◆ SET TASK: Locate each line holding the string "JSON" and copy it.

◆ DATASET RECORDS:

## begin

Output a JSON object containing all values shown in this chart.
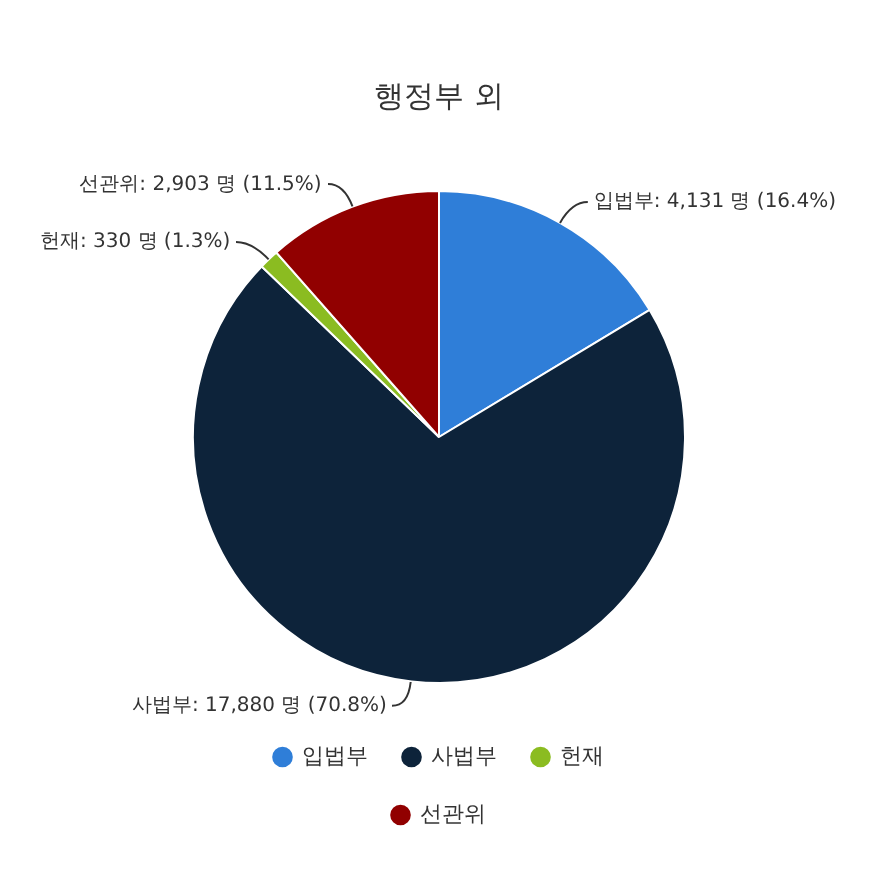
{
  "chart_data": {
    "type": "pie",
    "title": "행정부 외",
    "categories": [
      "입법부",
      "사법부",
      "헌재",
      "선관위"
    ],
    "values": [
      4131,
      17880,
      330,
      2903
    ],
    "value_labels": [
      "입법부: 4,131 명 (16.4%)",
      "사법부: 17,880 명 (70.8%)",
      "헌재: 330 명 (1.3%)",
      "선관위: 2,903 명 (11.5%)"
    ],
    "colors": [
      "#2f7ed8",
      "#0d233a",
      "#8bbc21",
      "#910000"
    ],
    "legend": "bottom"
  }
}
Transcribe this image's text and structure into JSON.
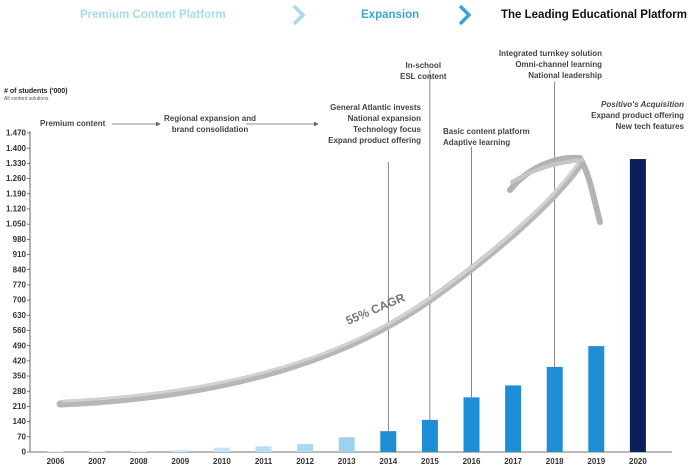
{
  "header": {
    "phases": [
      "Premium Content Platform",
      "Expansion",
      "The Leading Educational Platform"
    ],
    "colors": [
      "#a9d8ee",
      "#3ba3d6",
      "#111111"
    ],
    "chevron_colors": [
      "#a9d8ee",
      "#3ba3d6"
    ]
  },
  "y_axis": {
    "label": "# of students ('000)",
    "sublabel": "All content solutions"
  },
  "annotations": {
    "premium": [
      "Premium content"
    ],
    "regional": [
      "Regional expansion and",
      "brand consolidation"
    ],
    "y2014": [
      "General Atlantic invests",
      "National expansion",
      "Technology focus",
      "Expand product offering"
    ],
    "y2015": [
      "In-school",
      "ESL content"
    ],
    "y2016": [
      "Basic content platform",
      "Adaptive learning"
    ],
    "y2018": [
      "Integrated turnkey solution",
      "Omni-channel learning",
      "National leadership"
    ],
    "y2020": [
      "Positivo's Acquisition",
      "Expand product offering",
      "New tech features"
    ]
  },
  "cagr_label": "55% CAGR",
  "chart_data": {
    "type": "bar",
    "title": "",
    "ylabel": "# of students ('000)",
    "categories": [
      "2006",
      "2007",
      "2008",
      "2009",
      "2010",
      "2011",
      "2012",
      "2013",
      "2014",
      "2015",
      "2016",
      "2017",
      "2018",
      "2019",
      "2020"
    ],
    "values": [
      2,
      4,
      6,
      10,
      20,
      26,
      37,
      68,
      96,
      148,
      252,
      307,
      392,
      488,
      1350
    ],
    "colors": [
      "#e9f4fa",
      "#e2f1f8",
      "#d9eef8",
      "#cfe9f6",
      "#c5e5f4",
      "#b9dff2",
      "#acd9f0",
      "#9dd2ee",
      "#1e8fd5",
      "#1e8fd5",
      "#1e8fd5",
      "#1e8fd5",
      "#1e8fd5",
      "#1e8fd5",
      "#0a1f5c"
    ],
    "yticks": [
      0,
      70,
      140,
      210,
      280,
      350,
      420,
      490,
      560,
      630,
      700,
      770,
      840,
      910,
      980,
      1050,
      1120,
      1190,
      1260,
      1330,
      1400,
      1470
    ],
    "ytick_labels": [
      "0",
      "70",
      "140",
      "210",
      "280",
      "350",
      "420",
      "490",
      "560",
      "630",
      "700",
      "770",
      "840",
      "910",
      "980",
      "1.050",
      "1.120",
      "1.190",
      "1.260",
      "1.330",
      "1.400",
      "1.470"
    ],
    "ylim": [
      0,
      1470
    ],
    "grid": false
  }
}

## end

◆ SOLUTION TO THE EXERCISE:
Output a JSON object containing all values shown in this chart.
Transcribe this image's text and structure into JSON.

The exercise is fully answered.